### Stated exercise
In the thread below on docket-matching errors, how many unique dockets did the 1236 downloaded events map to?

Open grossir opened 1 month ago
So:
docket_number_core
for state court docket numbers we don't understand very well.I downloaded the details for 1236 events / logs from Sentry, which map to 486 unique dockets. Then, I manually inspected each court group, and found that some are indeed mixing up dockets, and some others are matching the correct docket, but bring updated values which may not be better than the old values
The fladistctapp
and az
errors are due to an error when getting the docket_number_core
, which ignores the parts of the docket that signal differences between districts or process types
In the case of ohio, the docket number is exactly the same, the scraper should be fixed to return a more detailed docket number
Court domain | Dockets with error logs | Reason | Example |
---|---|---|---|
1dca.flcourts.gov | 67 | Missmatch across districts | '5D2023-0888' and '2D2023-0888' |
4dca.flcourts.gov | 44 | ||
5dca.flcourts.gov | 37 | ||
2dca.flcourts.gov | 36 | ||
6dca.flcourts.gov | 25 | ||
3dca.flcourts.gov | 24 | ||
www.supremecourt.ohio.gov | 20 | Missmatch across counties | Docket number is the same '22CA15' Doc 1, Doc 2 |
www.azcourts.gov | 11 | Mixing up Criminal and Civil docket numbers | '1 CA-CR 23-0297' and '1 CA-CV 23-0297-FC' are matched |
There are also some one-off mix ups. This one is due to a merger with harvard and lawbox
https://www.courtlistener.com/api/rest/v3/dockets/1558364/
Original: In Re Pauley
New : Travis Norwood v. Jonathan Frame, Superintendent, Mount Olive Correctional Complex and Jail
This one was caused by a typo on the scraped web page, where they put a 22 instead of a 20
https://www.courtlistener.com/api/rest/v3/dockets/67836231/
Original: 1417 Belmont Community Dev., LLC v. District of Columbia
New : Lynch v. Ghaida
After fixing docket matching, we should find a way to separate the clusters mixed by this error. Hopefully, it is limited to the courts on the above table
Assuming the matching problem is solved, we could decide to update the case name based on the length of the names. Sometimes newer case names are shorter; sometimes longer; and I think longer case names have more information by having the fuller party names
Examples of updates where the names are worse
https://www.courtlistener.com/api/rest/v3/dockets/68730521/
Original: Kevin Kulak v. Itshak On
New : Kulak v. Itshak On
=========================
https://www.courtlistener.com/api/rest/v3/dockets/2615014/
Original: State of Delaware v. Hobbs.

### Data lines
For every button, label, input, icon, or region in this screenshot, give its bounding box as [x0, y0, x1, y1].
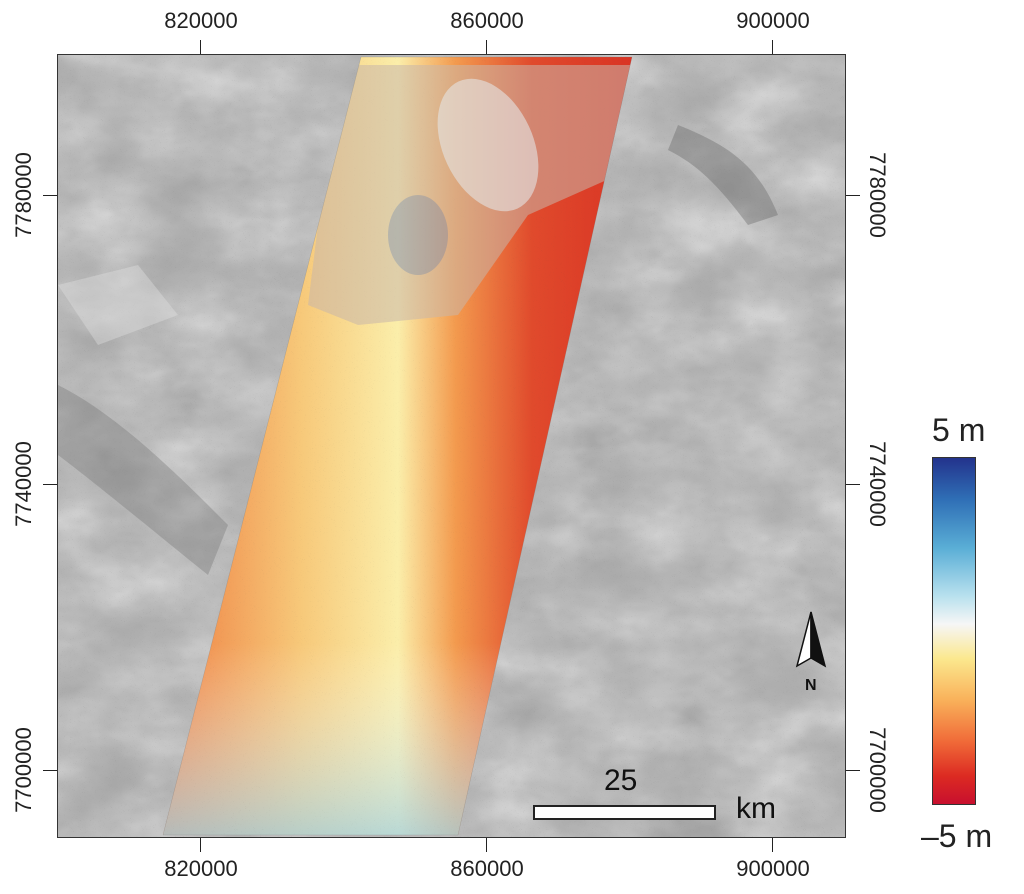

### Task response
486